Take each line containing the word "JSON" and copy it.

= = = = = = =

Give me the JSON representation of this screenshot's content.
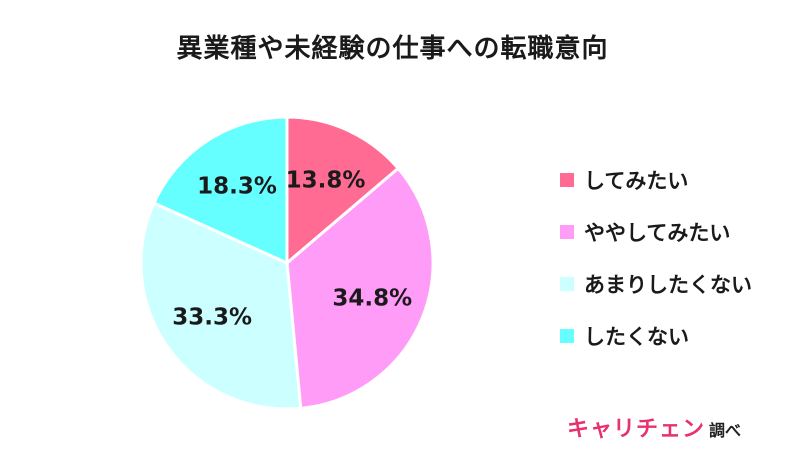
{
  "title": "異業種や未経験の仕事への転職意向",
  "chart_data": {
    "type": "pie",
    "title": "異業種や未経験の仕事への転職意向",
    "categories": [
      "してみたい",
      "ややしてみたい",
      "あまりしたくない",
      "したくない"
    ],
    "values": [
      13.8,
      34.8,
      33.3,
      18.3
    ],
    "value_labels": [
      "13.8%",
      "34.8%",
      "33.3%",
      "18.3%"
    ],
    "colors": [
      "#ff6b93",
      "#ff9cf8",
      "#ccffff",
      "#66ffff"
    ],
    "start": "12 o'clock",
    "direction": "clockwise",
    "legend_position": "right"
  },
  "brand": {
    "logo_text": "キャリチェン",
    "suffix": "調べ",
    "color": "#e8326f"
  }
}
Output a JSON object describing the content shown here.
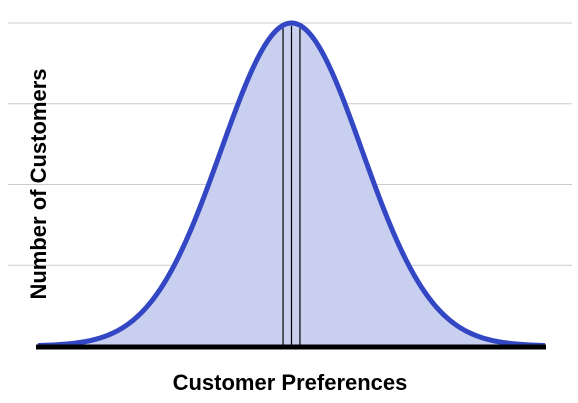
{
  "chart_data": {
    "type": "area",
    "xlabel": "Customer Preferences",
    "ylabel": "Number of Customers",
    "distribution": "normal",
    "x": [
      -3.6,
      -3.3,
      -3.0,
      -2.7,
      -2.4,
      -2.1,
      -1.8,
      -1.5,
      -1.2,
      -0.9,
      -0.6,
      -0.3,
      0.0,
      0.3,
      0.6,
      0.9,
      1.2,
      1.5,
      1.8,
      2.1,
      2.4,
      2.7,
      3.0,
      3.3,
      3.6
    ],
    "y": [
      0.0015,
      0.0043,
      0.0111,
      0.0261,
      0.0561,
      0.1103,
      0.1979,
      0.3247,
      0.4868,
      0.667,
      0.8353,
      0.956,
      1.0,
      0.956,
      0.8353,
      0.667,
      0.4868,
      0.3247,
      0.1979,
      0.1103,
      0.0561,
      0.0261,
      0.0111,
      0.0043,
      0.0015
    ],
    "xlim": [
      -3.6,
      3.6
    ],
    "ylim": [
      0,
      1.0
    ],
    "grid": true,
    "grid_levels": [
      0.25,
      0.5,
      0.75,
      1.0
    ],
    "center_lines": [
      -0.12,
      0.0,
      0.12
    ],
    "colors": {
      "curve": "#3347c4",
      "fill": "#c9d0ef",
      "grid": "#cccccc",
      "baseline": "#000000",
      "center_lines": "#000000"
    }
  }
}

= = = = = = =

→ **Answer to the exercise**:
Give me the JSON representation of this screenshot's content.
Output a JSON object describing the content shown here.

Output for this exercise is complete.